Set task — Retype each line exactly. Skip images.

Material for the task —
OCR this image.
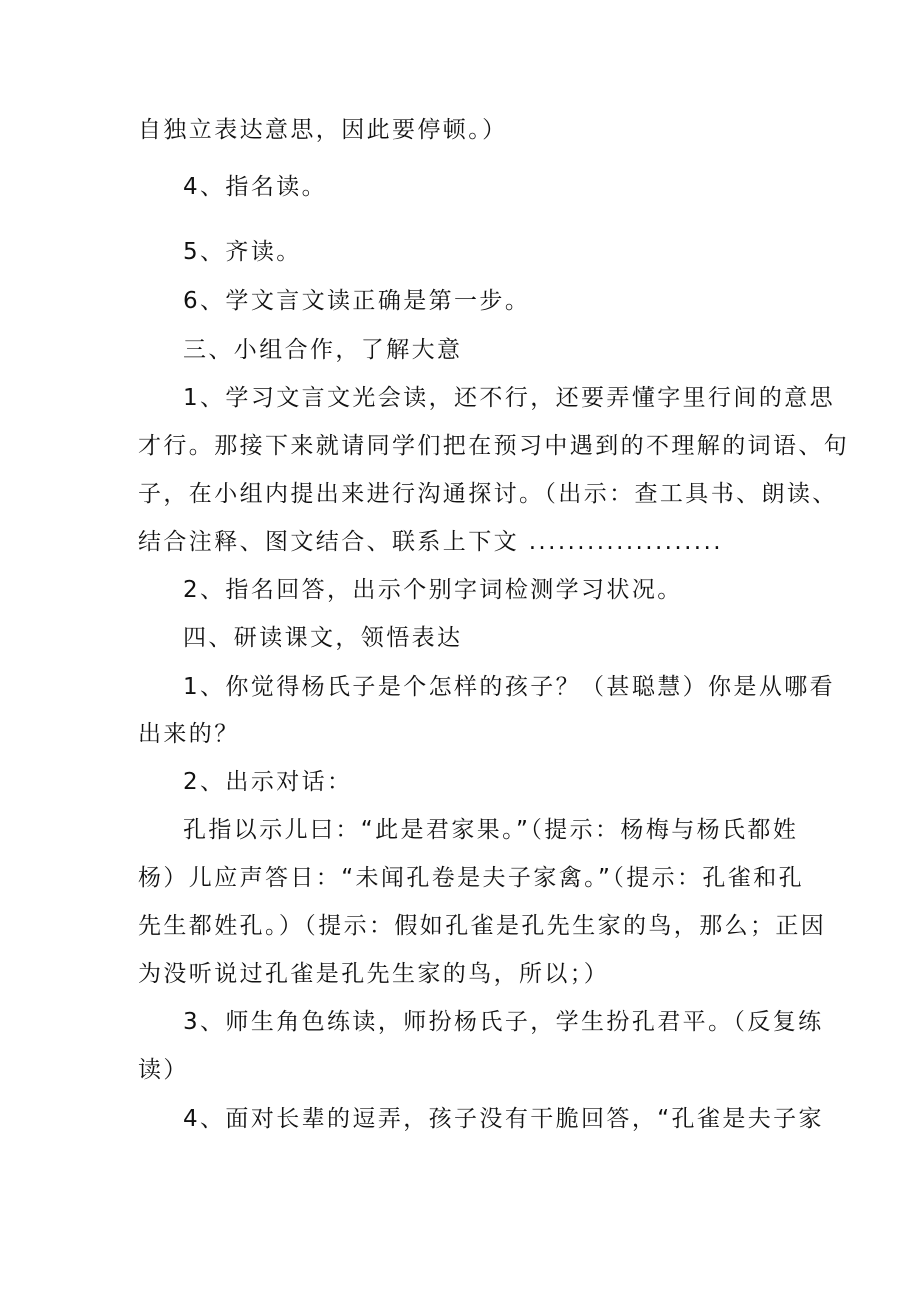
自独立表达意思，因此要停顿。）
4、指名读。
5、齐读。
6、学文言文读正确是第一步。
三、小组合作，了解大意
1、学习文言文光会读，还不行，还要弄懂字里行间的意思
才行。那接下来就请同学们把在预习中遇到的不理解的词语、句
子，在小组内提出来进行沟通探讨。（出示：查工具书、朗读、
结合注释、图文结合、联系上下文 ....................
2、指名回答，出示个别字词检测学习状况。
四、研读课文，领悟表达
1、你觉得杨氏子是个怎样的孩子？（甚聪慧）你是从哪看
出来的？
2、出示对话：
孔指以示儿曰：“此是君家果。”（提示：杨梅与杨氏都姓
杨）儿应声答日：“未闻孔卷是夫子家禽。”（提示：孔雀和孔
先生都姓孔。）（提示：假如孔雀是孔先生家的鸟，那么；正因
为没听说过孔雀是孔先生家的鸟，所以；）
3、师生角色练读，师扮杨氏子，学生扮孔君平。（反复练
读）
4、面对长辈的逗弄，孩子没有干脆回答，“孔雀是夫子家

Answer below —
OCR this image.
自独立表达意思，因此要停顿。）
4、指名读。
5、齐读。
6、学文言文读正确是第一步。
三、小组合作，了解大意
1、学习文言文光会读，还不行，还要弄懂字里行间的意思
才行。那接下来就请同学们把在预习中遇到的不理解的词语、句
子，在小组内提出来进行沟通探讨。（出示：查工具书、朗读、
结合注释、图文结合、联系上下文 ....................
2、指名回答，出示个别字词检测学习状况。
四、研读课文，领悟表达
1、你觉得杨氏子是个怎样的孩子？（甚聪慧）你是从哪看
出来的？
2、出示对话：
孔指以示儿曰：“此是君家果。”（提示：杨梅与杨氏都姓
杨）儿应声答日：“未闻孔卷是夫子家禽。”（提示：孔雀和孔
先生都姓孔。）（提示：假如孔雀是孔先生家的鸟，那么；正因
为没听说过孔雀是孔先生家的鸟，所以；）
3、师生角色练读，师扮杨氏子，学生扮孔君平。（反复练
读）
4、面对长辈的逗弄，孩子没有干脆回答，“孔雀是夫子家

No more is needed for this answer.